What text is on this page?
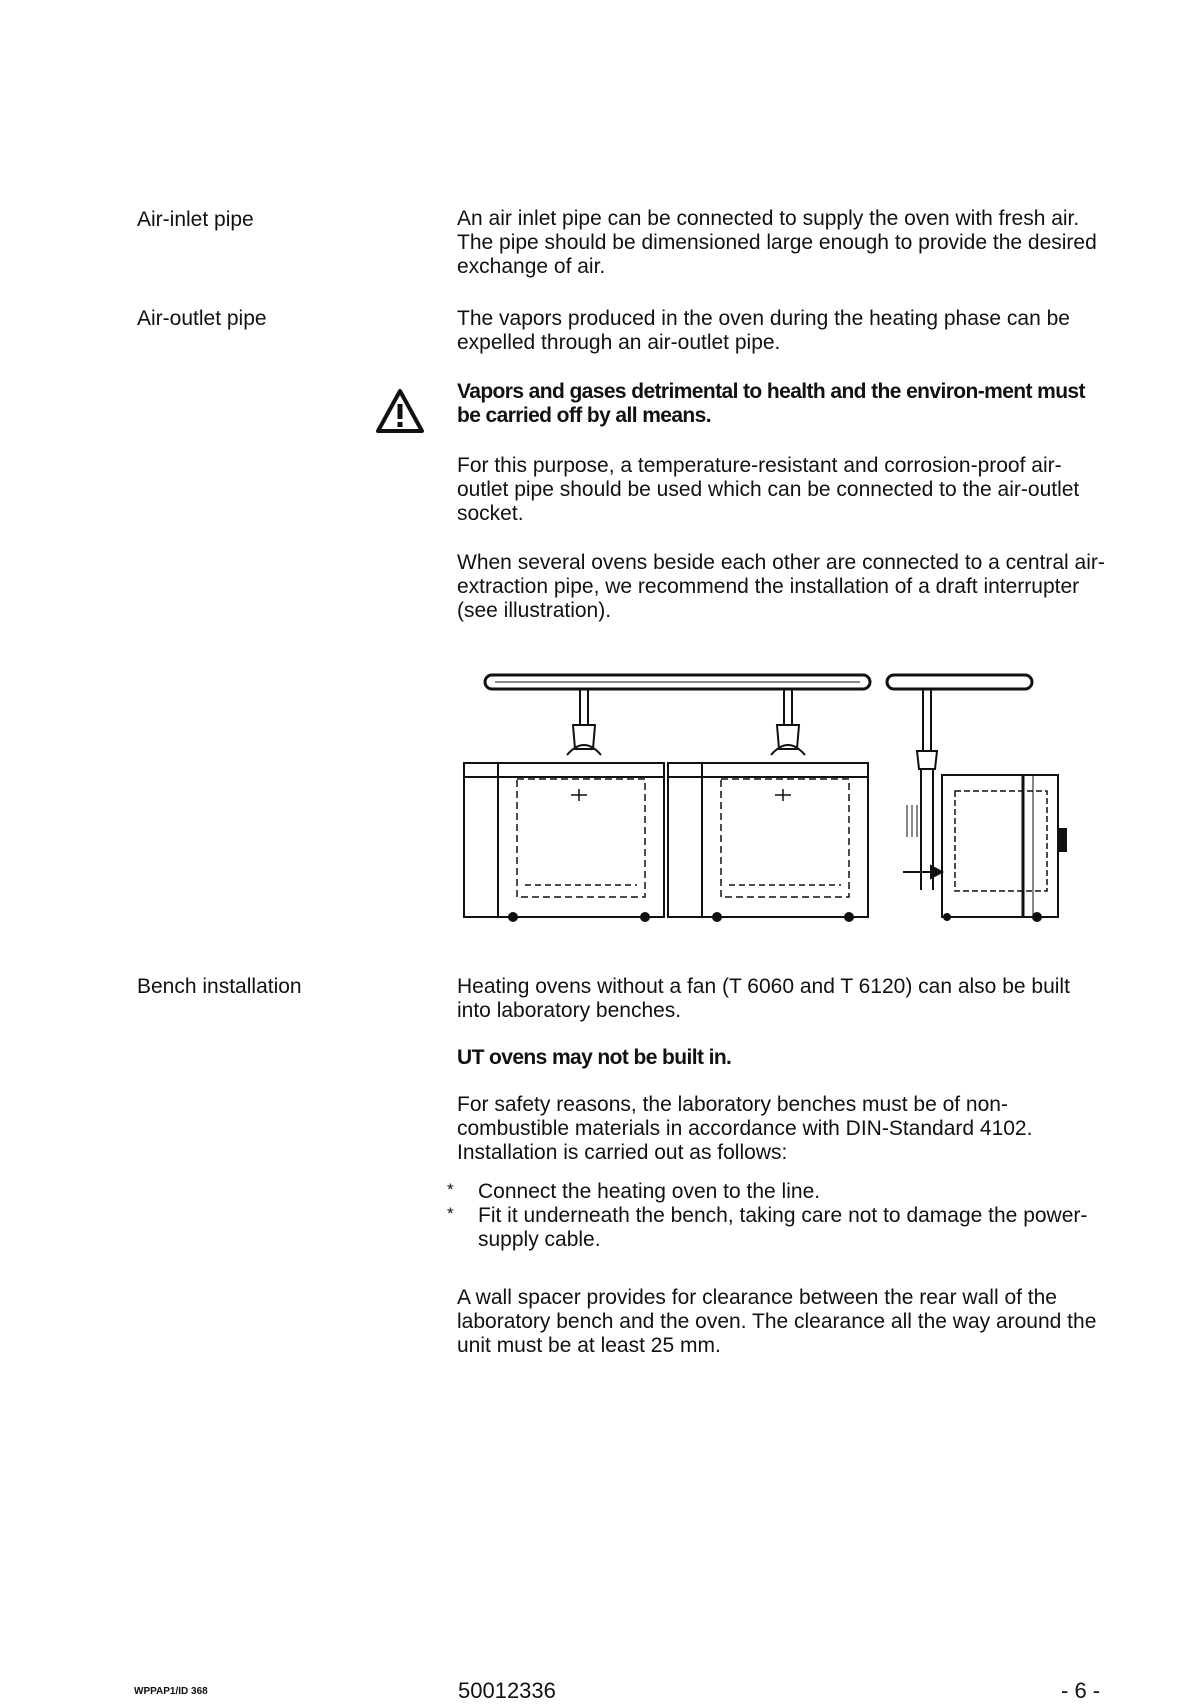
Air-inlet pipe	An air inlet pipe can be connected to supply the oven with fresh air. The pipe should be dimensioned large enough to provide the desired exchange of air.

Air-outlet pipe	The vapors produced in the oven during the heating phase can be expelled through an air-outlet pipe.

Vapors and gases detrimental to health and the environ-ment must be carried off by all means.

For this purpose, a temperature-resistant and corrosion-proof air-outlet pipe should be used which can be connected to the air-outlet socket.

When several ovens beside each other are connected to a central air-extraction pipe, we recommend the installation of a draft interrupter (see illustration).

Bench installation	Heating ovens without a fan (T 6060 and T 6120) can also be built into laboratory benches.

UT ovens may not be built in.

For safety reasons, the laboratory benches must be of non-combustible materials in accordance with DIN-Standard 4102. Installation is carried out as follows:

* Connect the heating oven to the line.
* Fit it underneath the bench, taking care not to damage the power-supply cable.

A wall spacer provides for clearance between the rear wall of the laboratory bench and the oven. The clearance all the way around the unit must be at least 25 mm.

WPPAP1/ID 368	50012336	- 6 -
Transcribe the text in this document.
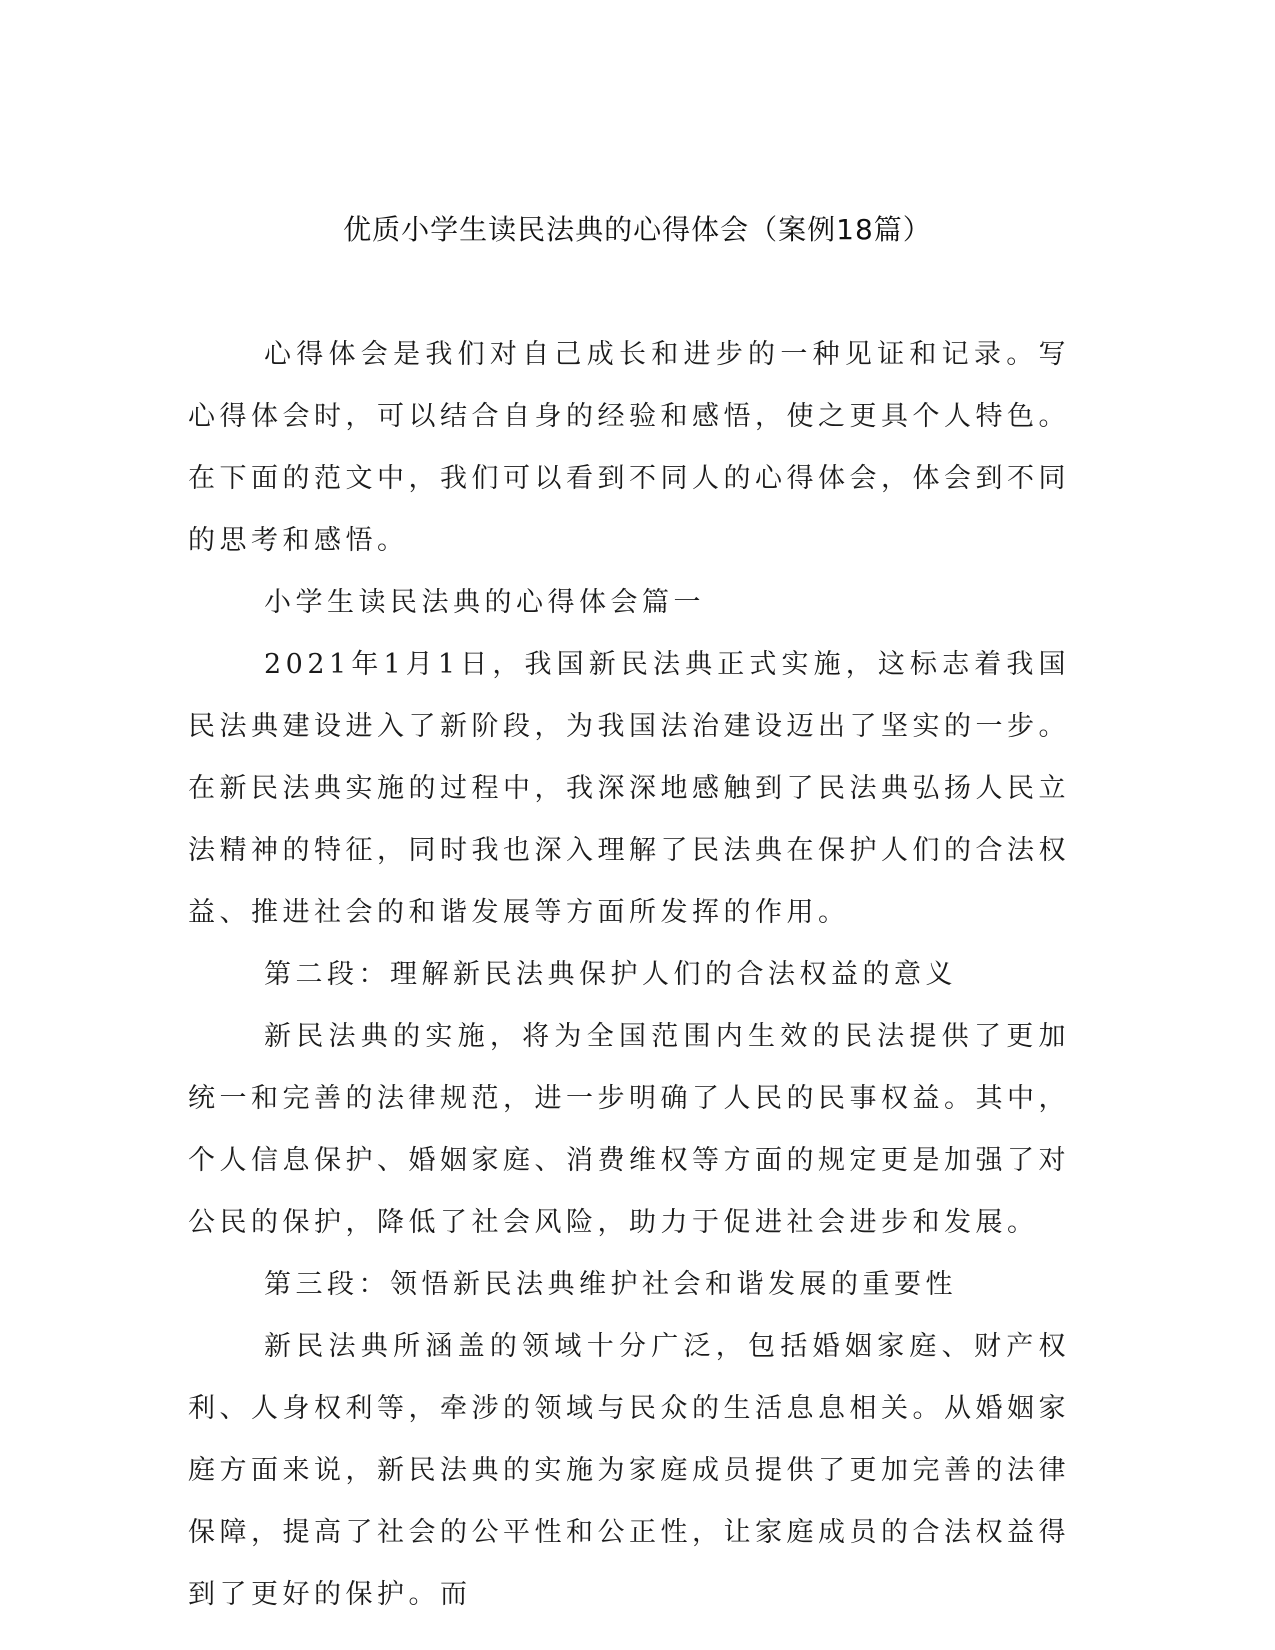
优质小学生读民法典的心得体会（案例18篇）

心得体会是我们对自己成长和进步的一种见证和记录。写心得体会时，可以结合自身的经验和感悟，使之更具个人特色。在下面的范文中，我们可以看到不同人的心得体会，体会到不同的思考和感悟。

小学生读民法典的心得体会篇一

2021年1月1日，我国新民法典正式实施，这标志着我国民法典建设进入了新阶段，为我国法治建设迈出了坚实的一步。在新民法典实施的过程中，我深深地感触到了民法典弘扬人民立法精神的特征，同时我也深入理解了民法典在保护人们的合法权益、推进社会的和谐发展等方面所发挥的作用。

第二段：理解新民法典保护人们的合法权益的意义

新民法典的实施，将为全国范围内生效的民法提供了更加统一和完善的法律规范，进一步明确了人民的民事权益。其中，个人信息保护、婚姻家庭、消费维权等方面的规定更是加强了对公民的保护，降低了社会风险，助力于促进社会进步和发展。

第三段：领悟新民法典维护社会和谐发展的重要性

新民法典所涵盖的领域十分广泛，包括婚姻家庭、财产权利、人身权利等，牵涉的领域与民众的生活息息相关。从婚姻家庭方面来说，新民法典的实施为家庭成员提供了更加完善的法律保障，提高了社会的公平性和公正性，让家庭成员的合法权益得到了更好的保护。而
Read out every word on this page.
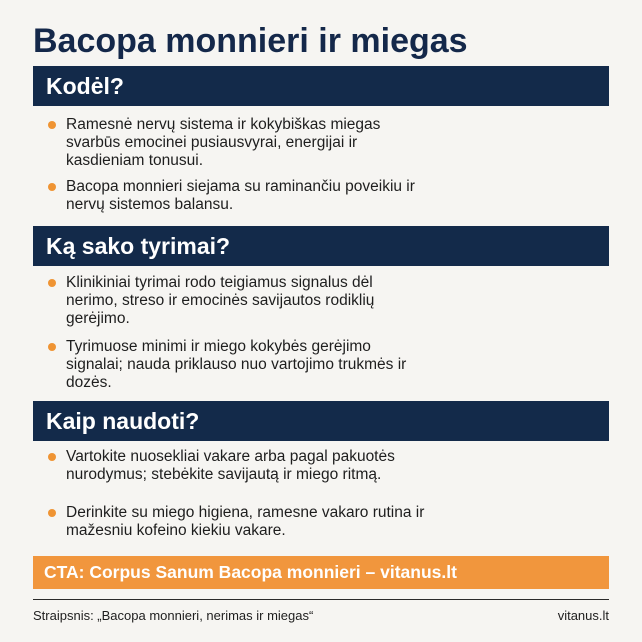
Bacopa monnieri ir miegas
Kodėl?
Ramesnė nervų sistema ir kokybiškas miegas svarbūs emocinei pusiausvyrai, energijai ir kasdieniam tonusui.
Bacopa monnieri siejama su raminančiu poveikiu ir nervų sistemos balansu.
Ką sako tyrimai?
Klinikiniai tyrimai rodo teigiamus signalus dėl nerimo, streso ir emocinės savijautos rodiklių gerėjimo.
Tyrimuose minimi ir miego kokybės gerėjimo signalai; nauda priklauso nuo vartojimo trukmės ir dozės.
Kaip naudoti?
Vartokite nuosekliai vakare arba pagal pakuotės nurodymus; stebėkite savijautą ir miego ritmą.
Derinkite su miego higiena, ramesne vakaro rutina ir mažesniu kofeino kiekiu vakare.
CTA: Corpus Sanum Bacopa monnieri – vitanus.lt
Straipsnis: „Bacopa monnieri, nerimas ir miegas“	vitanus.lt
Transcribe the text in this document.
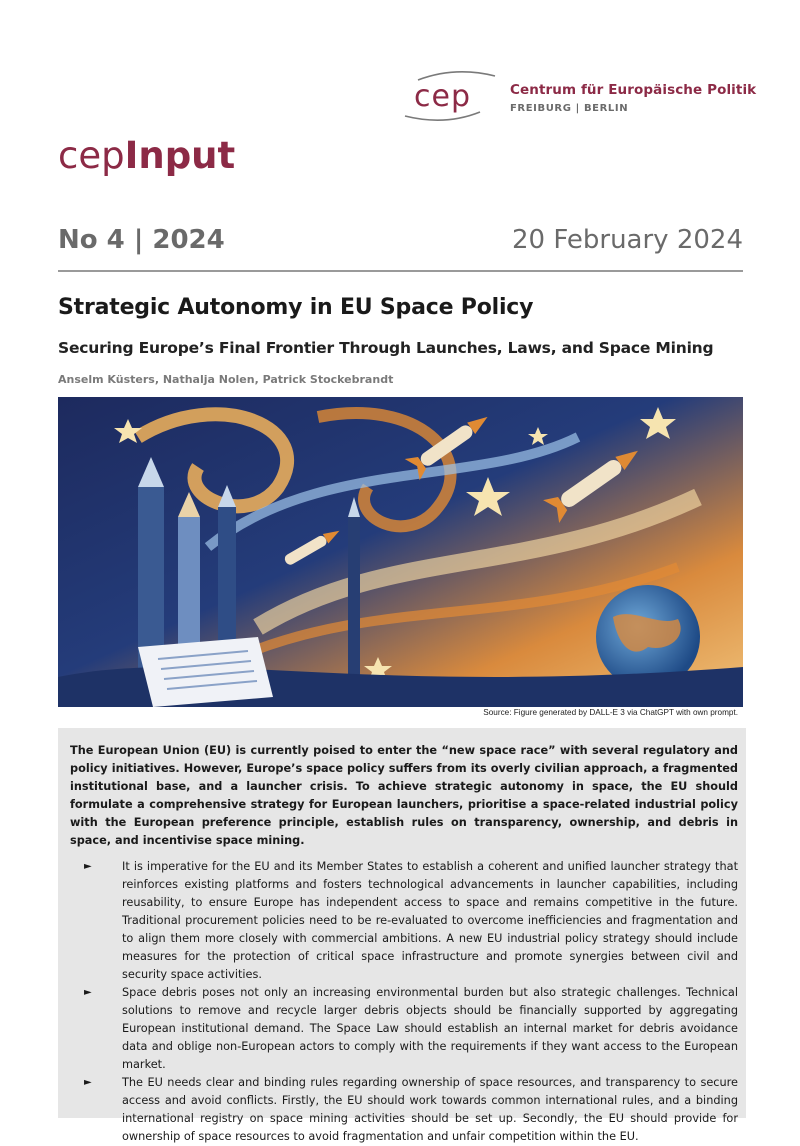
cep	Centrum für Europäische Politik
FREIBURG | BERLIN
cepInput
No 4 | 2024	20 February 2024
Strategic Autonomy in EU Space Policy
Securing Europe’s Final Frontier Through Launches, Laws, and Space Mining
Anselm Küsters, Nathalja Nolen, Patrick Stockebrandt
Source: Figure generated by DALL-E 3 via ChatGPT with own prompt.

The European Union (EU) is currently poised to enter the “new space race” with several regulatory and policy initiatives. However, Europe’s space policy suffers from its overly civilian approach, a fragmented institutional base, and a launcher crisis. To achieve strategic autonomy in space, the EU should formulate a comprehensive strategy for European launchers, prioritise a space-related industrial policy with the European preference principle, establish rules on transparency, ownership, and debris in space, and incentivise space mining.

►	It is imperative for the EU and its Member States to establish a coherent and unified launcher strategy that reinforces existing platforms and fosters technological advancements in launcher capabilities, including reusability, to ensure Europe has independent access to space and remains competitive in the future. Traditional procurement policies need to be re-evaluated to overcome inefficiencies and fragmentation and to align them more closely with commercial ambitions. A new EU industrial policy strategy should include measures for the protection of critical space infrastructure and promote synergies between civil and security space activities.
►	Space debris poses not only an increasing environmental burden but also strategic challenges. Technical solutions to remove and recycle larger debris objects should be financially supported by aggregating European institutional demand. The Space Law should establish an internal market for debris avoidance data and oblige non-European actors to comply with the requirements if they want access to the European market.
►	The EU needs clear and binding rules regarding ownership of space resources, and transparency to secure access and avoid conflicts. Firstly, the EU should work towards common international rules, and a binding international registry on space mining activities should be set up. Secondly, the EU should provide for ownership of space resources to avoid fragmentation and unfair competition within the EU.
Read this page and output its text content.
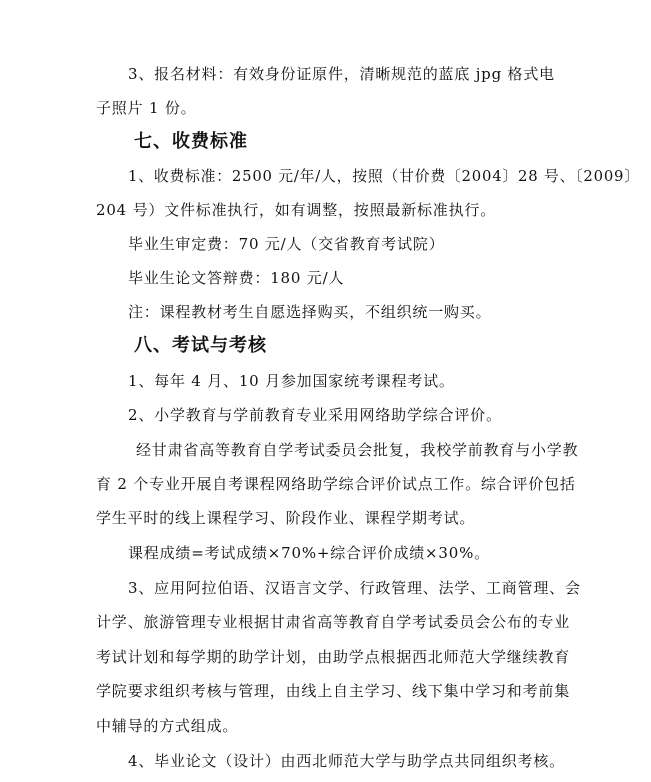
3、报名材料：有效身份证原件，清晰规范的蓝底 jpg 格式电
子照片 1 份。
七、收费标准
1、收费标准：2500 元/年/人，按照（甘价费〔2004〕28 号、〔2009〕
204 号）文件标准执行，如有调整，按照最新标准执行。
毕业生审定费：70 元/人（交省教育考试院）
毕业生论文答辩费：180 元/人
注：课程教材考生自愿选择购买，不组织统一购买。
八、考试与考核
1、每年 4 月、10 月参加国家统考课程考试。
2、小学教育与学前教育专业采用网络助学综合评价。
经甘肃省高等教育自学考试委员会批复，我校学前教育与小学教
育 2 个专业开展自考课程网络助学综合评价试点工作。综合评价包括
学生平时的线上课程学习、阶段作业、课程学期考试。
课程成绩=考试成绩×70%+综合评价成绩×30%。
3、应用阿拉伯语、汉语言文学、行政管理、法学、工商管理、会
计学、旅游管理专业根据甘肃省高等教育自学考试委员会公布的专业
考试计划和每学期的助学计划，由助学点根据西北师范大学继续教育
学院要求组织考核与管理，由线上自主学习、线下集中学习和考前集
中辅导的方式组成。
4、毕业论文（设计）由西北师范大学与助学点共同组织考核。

→ Do this: Exclude the pictures. Write out the remaining data exactly.

→ Correct response:
What text is on this page?
Air-inlet pipe	An air inlet pipe can be connected to supply the oven with fresh air. The pipe should be dimensioned large enough to provide the desired exchange of air.

Air-outlet pipe	The vapors produced in the oven during the heating phase can be expelled through an air-outlet pipe.

Vapors and gases detrimental to health and the environ-ment must be carried off by all means.

For this purpose, a temperature-resistant and corrosion-proof air-outlet pipe should be used which can be connected to the air-outlet socket.

When several ovens beside each other are connected to a central air-extraction pipe, we recommend the installation of a draft interrupter (see illustration).

Bench installation	Heating ovens without a fan (T 6060 and T 6120) can also be built into laboratory benches.

UT ovens may not be built in.

For safety reasons, the laboratory benches must be of non-combustible materials in accordance with DIN-Standard 4102. Installation is carried out as follows:

* Connect the heating oven to the line.
* Fit it underneath the bench, taking care not to damage the power-supply cable.

A wall spacer provides for clearance between the rear wall of the laboratory bench and the oven. The clearance all the way around the unit must be at least 25 mm.

WPPAP1/ID 368	50012336	- 6 -
Transcribe the text in this document.
优质小学生读民法典的心得体会（案例18篇）

心得体会是我们对自己成长和进步的一种见证和记录。写心得体会时，可以结合自身的经验和感悟，使之更具个人特色。在下面的范文中，我们可以看到不同人的心得体会，体会到不同的思考和感悟。

小学生读民法典的心得体会篇一

2021年1月1日，我国新民法典正式实施，这标志着我国民法典建设进入了新阶段，为我国法治建设迈出了坚实的一步。在新民法典实施的过程中，我深深地感触到了民法典弘扬人民立法精神的特征，同时我也深入理解了民法典在保护人们的合法权益、推进社会的和谐发展等方面所发挥的作用。

第二段：理解新民法典保护人们的合法权益的意义

新民法典的实施，将为全国范围内生效的民法提供了更加统一和完善的法律规范，进一步明确了人民的民事权益。其中，个人信息保护、婚姻家庭、消费维权等方面的规定更是加强了对公民的保护，降低了社会风险，助力于促进社会进步和发展。

第三段：领悟新民法典维护社会和谐发展的重要性

新民法典所涵盖的领域十分广泛，包括婚姻家庭、财产权利、人身权利等，牵涉的领域与民众的生活息息相关。从婚姻家庭方面来说，新民法典的实施为家庭成员提供了更加完善的法律保障，提高了社会的公平性和公正性，让家庭成员的合法权益得到了更好的保护。而
Read out every word on this page.
Bacopa monnieri ir miegas
Kodėl?
Ramesnė nervų sistema ir kokybiškas miegas svarbūs emocinei pusiausvyrai, energijai ir kasdieniam tonusui.
Bacopa monnieri siejama su raminančiu poveikiu ir nervų sistemos balansu.
Ką sako tyrimai?
Klinikiniai tyrimai rodo teigiamus signalus dėl nerimo, streso ir emocinės savijautos rodiklių gerėjimo.
Tyrimuose minimi ir miego kokybės gerėjimo signalai; nauda priklauso nuo vartojimo trukmės ir dozės.
Kaip naudoti?
Vartokite nuosekliai vakare arba pagal pakuotės nurodymus; stebėkite savijautą ir miego ritmą.
Derinkite su miego higiena, ramesne vakaro rutina ir mažesniu kofeino kiekiu vakare.
CTA: Corpus Sanum Bacopa monnieri – vitanus.lt
Straipsnis: „Bacopa monnieri, nerimas ir miegas“	vitanus.lt
Transcribe the text in this document.
cep	Centrum für Europäische Politik
FREIBURG | BERLIN
cepInput
No 4 | 2024	20 February 2024
Strategic Autonomy in EU Space Policy
Securing Europe’s Final Frontier Through Launches, Laws, and Space Mining
Anselm Küsters, Nathalja Nolen, Patrick Stockebrandt
Source: Figure generated by DALL-E 3 via ChatGPT with own prompt.

The European Union (EU) is currently poised to enter the “new space race” with several regulatory and policy initiatives. However, Europe’s space policy suffers from its overly civilian approach, a fragmented institutional base, and a launcher crisis. To achieve strategic autonomy in space, the EU should formulate a comprehensive strategy for European launchers, prioritise a space-related industrial policy with the European preference principle, establish rules on transparency, ownership, and debris in space, and incentivise space mining.

►	It is imperative for the EU and its Member States to establish a coherent and unified launcher strategy that reinforces existing platforms and fosters technological advancements in launcher capabilities, including reusability, to ensure Europe has independent access to space and remains competitive in the future. Traditional procurement policies need to be re-evaluated to overcome inefficiencies and fragmentation and to align them more closely with commercial ambitions. A new EU industrial policy strategy should include measures for the protection of critical space infrastructure and promote synergies between civil and security space activities.
►	Space debris poses not only an increasing environmental burden but also strategic challenges. Technical solutions to remove and recycle larger debris objects should be financially supported by aggregating European institutional demand. The Space Law should establish an internal market for debris avoidance data and oblige non-European actors to comply with the requirements if they want access to the European market.
►	The EU needs clear and binding rules regarding ownership of space resources, and transparency to secure access and avoid conflicts. Firstly, the EU should work towards common international rules, and a binding international registry on space mining activities should be set up. Secondly, the EU should provide for ownership of space resources to avoid fragmentation and unfair competition within the EU.
Read this page and output its text content.
3、报名材料：有效身份证原件，清晰规范的蓝底 jpg 格式电
子照片 1 份。
七、收费标准
1、收费标准：2500 元/年/人，按照（甘价费〔2004〕28 号、〔2009〕
204 号）文件标准执行，如有调整，按照最新标准执行。
毕业生审定费：70 元/人（交省教育考试院）
毕业生论文答辩费：180 元/人
注：课程教材考生自愿选择购买，不组织统一购买。
八、考试与考核
1、每年 4 月、10 月参加国家统考课程考试。
2、小学教育与学前教育专业采用网络助学综合评价。
经甘肃省高等教育自学考试委员会批复，我校学前教育与小学教
育 2 个专业开展自考课程网络助学综合评价试点工作。综合评价包括
学生平时的线上课程学习、阶段作业、课程学期考试。
课程成绩=考试成绩×70%+综合评价成绩×30%。
3、应用阿拉伯语、汉语言文学、行政管理、法学、工商管理、会
计学、旅游管理专业根据甘肃省高等教育自学考试委员会公布的专业
考试计划和每学期的助学计划，由助学点根据西北师范大学继续教育
学院要求组织考核与管理，由线上自主学习、线下集中学习和考前集
中辅导的方式组成。
4、毕业论文（设计）由西北师范大学与助学点共同组织考核。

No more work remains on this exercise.